Print out each entry below exactly, please.

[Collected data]
════════

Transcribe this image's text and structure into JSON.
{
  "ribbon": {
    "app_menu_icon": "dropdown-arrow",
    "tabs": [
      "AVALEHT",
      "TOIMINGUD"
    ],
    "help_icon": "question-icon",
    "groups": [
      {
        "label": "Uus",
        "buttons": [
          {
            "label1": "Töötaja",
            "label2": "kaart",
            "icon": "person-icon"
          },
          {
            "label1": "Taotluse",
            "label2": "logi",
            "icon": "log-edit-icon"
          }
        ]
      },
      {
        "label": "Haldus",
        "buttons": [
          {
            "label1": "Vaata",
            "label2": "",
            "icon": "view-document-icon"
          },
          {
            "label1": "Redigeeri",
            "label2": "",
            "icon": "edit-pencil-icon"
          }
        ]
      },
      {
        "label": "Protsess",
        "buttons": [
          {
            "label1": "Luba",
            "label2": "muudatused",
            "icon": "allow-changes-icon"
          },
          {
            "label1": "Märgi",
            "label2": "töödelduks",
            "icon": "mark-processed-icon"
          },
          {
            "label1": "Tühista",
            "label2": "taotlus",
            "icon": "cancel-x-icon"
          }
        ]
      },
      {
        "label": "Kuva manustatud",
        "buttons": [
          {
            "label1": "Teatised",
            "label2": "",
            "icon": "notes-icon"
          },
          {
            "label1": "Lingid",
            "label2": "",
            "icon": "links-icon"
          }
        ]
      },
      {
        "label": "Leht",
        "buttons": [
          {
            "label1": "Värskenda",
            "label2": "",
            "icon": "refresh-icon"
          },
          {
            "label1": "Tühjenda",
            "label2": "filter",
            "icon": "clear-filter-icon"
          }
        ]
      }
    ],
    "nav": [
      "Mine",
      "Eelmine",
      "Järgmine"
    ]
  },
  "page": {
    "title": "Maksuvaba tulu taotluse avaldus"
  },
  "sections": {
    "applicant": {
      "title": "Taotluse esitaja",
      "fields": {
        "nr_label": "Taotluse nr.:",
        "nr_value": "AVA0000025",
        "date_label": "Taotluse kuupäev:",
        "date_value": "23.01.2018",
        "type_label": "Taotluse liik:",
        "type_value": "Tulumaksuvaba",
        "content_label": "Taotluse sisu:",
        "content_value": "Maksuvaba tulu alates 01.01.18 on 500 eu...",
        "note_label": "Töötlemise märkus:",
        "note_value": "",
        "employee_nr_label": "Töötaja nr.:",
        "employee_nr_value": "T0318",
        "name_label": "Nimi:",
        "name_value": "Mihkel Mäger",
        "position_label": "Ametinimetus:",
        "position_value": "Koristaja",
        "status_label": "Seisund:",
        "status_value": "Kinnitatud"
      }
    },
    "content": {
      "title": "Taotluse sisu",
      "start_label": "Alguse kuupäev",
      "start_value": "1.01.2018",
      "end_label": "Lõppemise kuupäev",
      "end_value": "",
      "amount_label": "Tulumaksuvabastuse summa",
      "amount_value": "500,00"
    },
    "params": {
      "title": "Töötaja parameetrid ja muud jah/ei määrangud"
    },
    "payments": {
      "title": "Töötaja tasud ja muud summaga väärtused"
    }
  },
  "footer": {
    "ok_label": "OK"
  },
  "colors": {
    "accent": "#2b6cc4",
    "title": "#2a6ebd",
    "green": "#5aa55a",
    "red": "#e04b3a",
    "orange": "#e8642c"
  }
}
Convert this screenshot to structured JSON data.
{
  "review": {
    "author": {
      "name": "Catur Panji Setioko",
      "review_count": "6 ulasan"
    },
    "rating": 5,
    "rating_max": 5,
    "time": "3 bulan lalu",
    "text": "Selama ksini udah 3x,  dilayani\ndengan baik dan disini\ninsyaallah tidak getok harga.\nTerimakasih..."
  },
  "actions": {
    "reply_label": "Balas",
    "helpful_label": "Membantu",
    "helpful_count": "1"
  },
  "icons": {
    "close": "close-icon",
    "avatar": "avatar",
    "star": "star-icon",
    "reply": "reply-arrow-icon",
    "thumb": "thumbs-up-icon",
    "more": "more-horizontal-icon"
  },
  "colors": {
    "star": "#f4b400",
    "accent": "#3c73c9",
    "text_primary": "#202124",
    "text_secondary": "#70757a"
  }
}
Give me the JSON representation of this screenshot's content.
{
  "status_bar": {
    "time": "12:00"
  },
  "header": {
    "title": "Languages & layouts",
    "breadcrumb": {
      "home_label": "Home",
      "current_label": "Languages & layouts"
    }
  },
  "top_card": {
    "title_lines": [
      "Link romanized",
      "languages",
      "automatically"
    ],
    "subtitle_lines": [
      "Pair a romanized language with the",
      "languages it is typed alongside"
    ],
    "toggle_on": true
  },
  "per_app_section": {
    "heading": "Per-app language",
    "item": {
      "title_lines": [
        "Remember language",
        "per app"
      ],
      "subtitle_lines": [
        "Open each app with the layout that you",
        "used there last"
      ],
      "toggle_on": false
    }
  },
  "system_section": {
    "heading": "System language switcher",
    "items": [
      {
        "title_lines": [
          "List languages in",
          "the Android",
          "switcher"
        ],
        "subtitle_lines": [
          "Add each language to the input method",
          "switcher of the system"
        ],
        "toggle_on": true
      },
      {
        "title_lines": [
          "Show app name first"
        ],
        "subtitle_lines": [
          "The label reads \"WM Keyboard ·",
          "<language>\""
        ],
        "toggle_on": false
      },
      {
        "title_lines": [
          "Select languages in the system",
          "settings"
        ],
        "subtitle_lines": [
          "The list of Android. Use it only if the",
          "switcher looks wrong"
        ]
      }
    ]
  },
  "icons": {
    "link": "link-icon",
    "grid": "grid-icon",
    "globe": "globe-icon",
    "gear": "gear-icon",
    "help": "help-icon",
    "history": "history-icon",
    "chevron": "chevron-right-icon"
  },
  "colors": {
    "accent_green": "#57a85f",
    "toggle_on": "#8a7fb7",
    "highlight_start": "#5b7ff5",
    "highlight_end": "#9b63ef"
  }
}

════════

- FINAL RESULT
Transcribe this image's text and structure into JSON.
{
  "ribbon": {
    "app_menu_icon": "dropdown-arrow",
    "tabs": [
      "AVALEHT",
      "TOIMINGUD"
    ],
    "help_icon": "question-icon",
    "groups": [
      {
        "label": "Uus",
        "buttons": [
          {
            "label1": "Töötaja",
            "label2": "kaart",
            "icon": "person-icon"
          },
          {
            "label1": "Taotluse",
            "label2": "logi",
            "icon": "log-edit-icon"
          }
        ]
      },
      {
        "label": "Haldus",
        "buttons": [
          {
            "label1": "Vaata",
            "label2": "",
            "icon": "view-document-icon"
          },
          {
            "label1": "Redigeeri",
            "label2": "",
            "icon": "edit-pencil-icon"
          }
        ]
      },
      {
        "label": "Protsess",
        "buttons": [
          {
            "label1": "Luba",
            "label2": "muudatused",
            "icon": "allow-changes-icon"
          },
          {
            "label1": "Märgi",
            "label2": "töödelduks",
            "icon": "mark-processed-icon"
          },
          {
            "label1": "Tühista",
            "label2": "taotlus",
            "icon": "cancel-x-icon"
          }
        ]
      },
      {
        "label": "Kuva manustatud",
        "buttons": [
          {
            "label1": "Teatised",
            "label2": "",
            "icon": "notes-icon"
          },
          {
            "label1": "Lingid",
            "label2": "",
            "icon": "links-icon"
          }
        ]
      },
      {
        "label": "Leht",
        "buttons": [
          {
            "label1": "Värskenda",
            "label2": "",
            "icon": "refresh-icon"
          },
          {
            "label1": "Tühjenda",
            "label2": "filter",
            "icon": "clear-filter-icon"
          }
        ]
      }
    ],
    "nav": [
      "Mine",
      "Eelmine",
      "Järgmine"
    ]
  },
  "page": {
    "title": "Maksuvaba tulu taotluse avaldus"
  },
  "sections": {
    "applicant": {
      "title": "Taotluse esitaja",
      "fields": {
        "nr_label": "Taotluse nr.:",
        "nr_value": "AVA0000025",
        "date_label": "Taotluse kuupäev:",
        "date_value": "23.01.2018",
        "type_label": "Taotluse liik:",
        "type_value": "Tulumaksuvaba",
        "content_label": "Taotluse sisu:",
        "content_value": "Maksuvaba tulu alates 01.01.18 on 500 eu...",
        "note_label": "Töötlemise märkus:",
        "note_value": "",
        "employee_nr_label": "Töötaja nr.:",
        "employee_nr_value": "T0318",
        "name_label": "Nimi:",
        "name_value": "Mihkel Mäger",
        "position_label": "Ametinimetus:",
        "position_value": "Koristaja",
        "status_label": "Seisund:",
        "status_value": "Kinnitatud"
      }
    },
    "content": {
      "title": "Taotluse sisu",
      "start_label": "Alguse kuupäev",
      "start_value": "1.01.2018",
      "end_label": "Lõppemise kuupäev",
      "end_value": "",
      "amount_label": "Tulumaksuvabastuse summa",
      "amount_value": "500,00"
    },
    "params": {
      "title": "Töötaja parameetrid ja muud jah/ei määrangud"
    },
    "payments": {
      "title": "Töötaja tasud ja muud summaga väärtused"
    }
  },
  "footer": {
    "ok_label": "OK"
  },
  "colors": {
    "accent": "#2b6cc4",
    "title": "#2a6ebd",
    "green": "#5aa55a",
    "red": "#e04b3a",
    "orange": "#e8642c"
  }
}
Convert this screenshot to structured JSON data.
{
  "review": {
    "author": {
      "name": "Catur Panji Setioko",
      "review_count": "6 ulasan"
    },
    "rating": 5,
    "rating_max": 5,
    "time": "3 bulan lalu",
    "text": "Selama ksini udah 3x,  dilayani\ndengan baik dan disini\ninsyaallah tidak getok harga.\nTerimakasih..."
  },
  "actions": {
    "reply_label": "Balas",
    "helpful_label": "Membantu",
    "helpful_count": "1"
  },
  "icons": {
    "close": "close-icon",
    "avatar": "avatar",
    "star": "star-icon",
    "reply": "reply-arrow-icon",
    "thumb": "thumbs-up-icon",
    "more": "more-horizontal-icon"
  },
  "colors": {
    "star": "#f4b400",
    "accent": "#3c73c9",
    "text_primary": "#202124",
    "text_secondary": "#70757a"
  }
}
Give me the JSON representation of this screenshot's content.
{
  "status_bar": {
    "time": "12:00"
  },
  "header": {
    "title": "Languages & layouts",
    "breadcrumb": {
      "home_label": "Home",
      "current_label": "Languages & layouts"
    }
  },
  "top_card": {
    "title_lines": [
      "Link romanized",
      "languages",
      "automatically"
    ],
    "subtitle_lines": [
      "Pair a romanized language with the",
      "languages it is typed alongside"
    ],
    "toggle_on": true
  },
  "per_app_section": {
    "heading": "Per-app language",
    "item": {
      "title_lines": [
        "Remember language",
        "per app"
      ],
      "subtitle_lines": [
        "Open each app with the layout that you",
        "used there last"
      ],
      "toggle_on": false
    }
  },
  "system_section": {
    "heading": "System language switcher",
    "items": [
      {
        "title_lines": [
          "List languages in",
          "the Android",
          "switcher"
        ],
        "subtitle_lines": [
          "Add each language to the input method",
          "switcher of the system"
        ],
        "toggle_on": true
      },
      {
        "title_lines": [
          "Show app name first"
        ],
        "subtitle_lines": [
          "The label reads \"WM Keyboard ·",
          "<language>\""
        ],
        "toggle_on": false
      },
      {
        "title_lines": [
          "Select languages in the system",
          "settings"
        ],
        "subtitle_lines": [
          "The list of Android. Use it only if the",
          "switcher looks wrong"
        ]
      }
    ]
  },
  "icons": {
    "link": "link-icon",
    "grid": "grid-icon",
    "globe": "globe-icon",
    "gear": "gear-icon",
    "help": "help-icon",
    "history": "history-icon",
    "chevron": "chevron-right-icon"
  },
  "colors": {
    "accent_green": "#57a85f",
    "toggle_on": "#8a7fb7",
    "highlight_start": "#5b7ff5",
    "highlight_end": "#9b63ef"
  }
}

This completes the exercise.